### Instruction
Determine the number of lines that contain the word "title", then state that number and nothing more.
☆ ☆ ☆ ☆ ☆ ☆ ☆
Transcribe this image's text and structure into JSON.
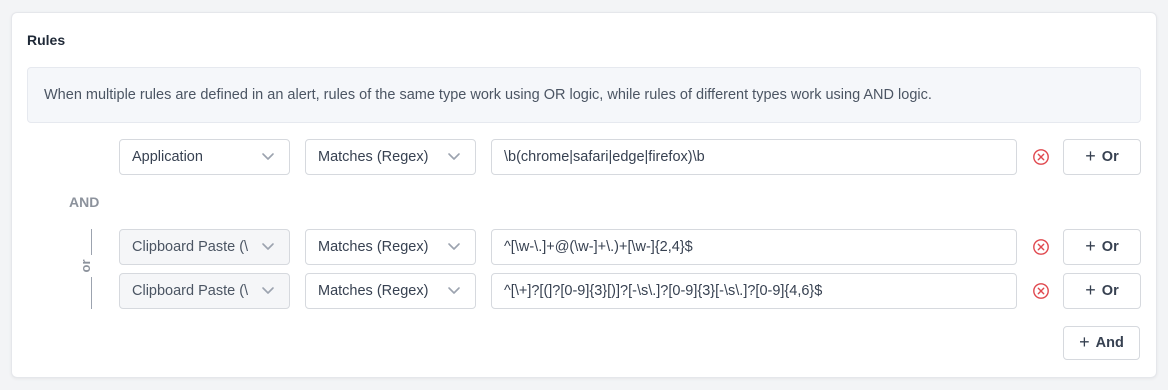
{
  "section": {
    "title": "Rules",
    "info_text": "When multiple rules are defined in an alert, rules of the same type work using OR logic, while rules of different types work using AND logic."
  },
  "groups": [
    {
      "rules": [
        {
          "type": "Application",
          "operator": "Matches (Regex)",
          "value": "\\b(chrome|safari|edge|firefox)\\b",
          "type_disabled": false
        }
      ]
    },
    {
      "rules": [
        {
          "type": "Clipboard Paste (\\",
          "operator": "Matches (Regex)",
          "value": "^[\\w-\\.]+@(\\w-]+\\.)+[\\w-]{2,4}$",
          "type_disabled": true
        },
        {
          "type": "Clipboard Paste (\\",
          "operator": "Matches (Regex)",
          "value": "^[\\+]?[(]?[0-9]{3}[)]?[-\\s\\.]?[0-9]{3}[-\\s\\.]?[0-9]{4,6}$",
          "type_disabled": true
        }
      ]
    }
  ],
  "labels": {
    "and_connector": "AND",
    "or_connector": "or",
    "or_button": "Or",
    "and_button": "And"
  },
  "colors": {
    "remove_icon": "#e0484e",
    "connector_text": "#8c929c",
    "info_background": "#f5f7fa"
  },
  "icons": {
    "remove": "circle-x-icon",
    "dropdown": "chevron-down-icon",
    "add": "plus-icon"
  }
}
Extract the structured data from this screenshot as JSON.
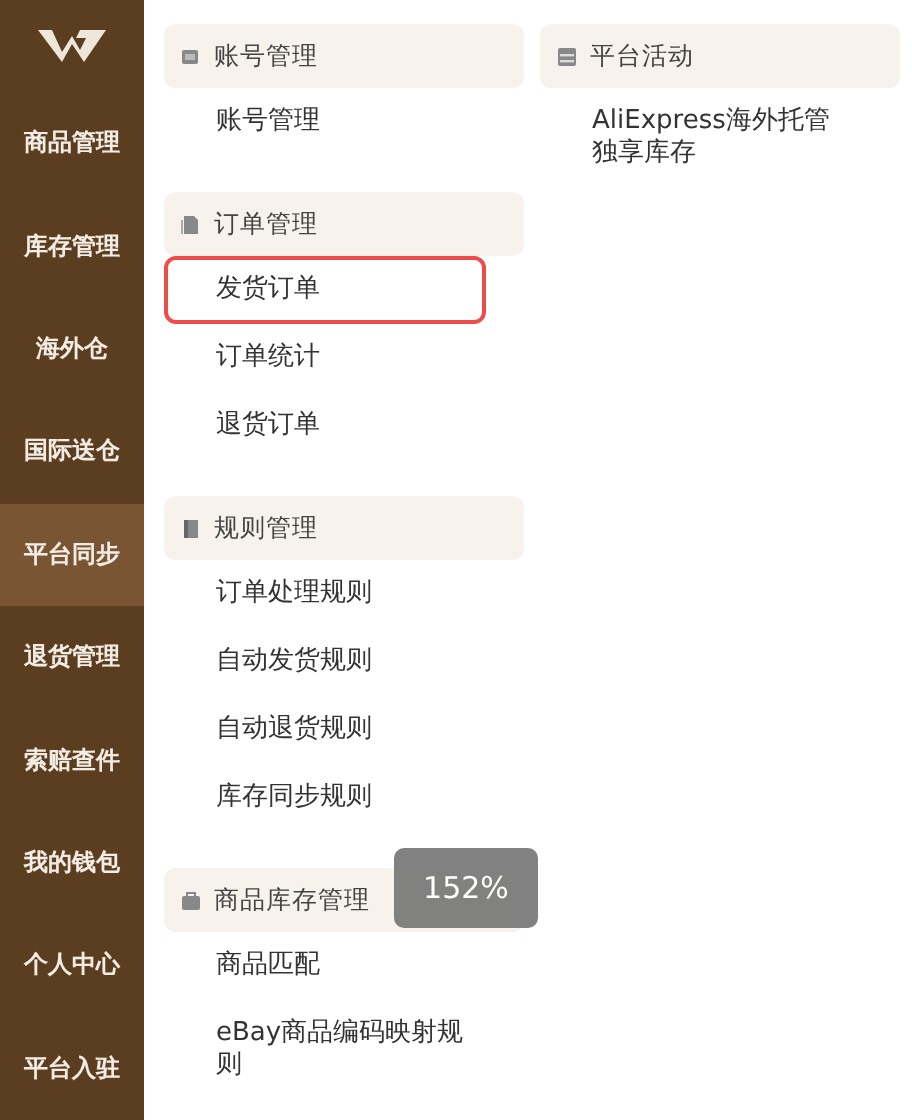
{
  "sidebar": {
    "items": [
      {
        "label": "商品管理",
        "selected": false
      },
      {
        "label": "库存管理",
        "selected": false
      },
      {
        "label": "海外仓",
        "selected": false
      },
      {
        "label": "国际送仓",
        "selected": false
      },
      {
        "label": "平台同步",
        "selected": true
      },
      {
        "label": "退货管理",
        "selected": false
      },
      {
        "label": "索赔查件",
        "selected": false
      },
      {
        "label": "我的钱包",
        "selected": false
      },
      {
        "label": "个人中心",
        "selected": false
      },
      {
        "label": "平台入驻",
        "selected": false
      }
    ]
  },
  "columns": [
    {
      "sections": [
        {
          "title": "账号管理",
          "items": [
            {
              "label": "账号管理",
              "selected": false
            }
          ]
        },
        {
          "title": "订单管理",
          "items": [
            {
              "label": "发货订单",
              "selected": true
            },
            {
              "label": "订单统计",
              "selected": false
            },
            {
              "label": "退货订单",
              "selected": false
            }
          ]
        },
        {
          "title": "规则管理",
          "items": [
            {
              "label": "订单处理规则",
              "selected": false
            },
            {
              "label": "自动发货规则",
              "selected": false
            },
            {
              "label": "自动退货规则",
              "selected": false
            },
            {
              "label": "库存同步规则",
              "selected": false
            }
          ]
        },
        {
          "title": "商品库存管理",
          "items": [
            {
              "label": "商品匹配",
              "selected": false
            },
            {
              "label": "eBay商品编码映射规则",
              "selected": false
            }
          ]
        }
      ]
    },
    {
      "sections": [
        {
          "title": "平台活动",
          "items": [
            {
              "label": "AliExpress海外托管独享库存",
              "selected": false
            }
          ]
        }
      ]
    }
  ],
  "zoom_indicator": {
    "text": "152%"
  }
}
☆ ☆ ☆ ☆ ☆ ☆ ☆
### Result below
6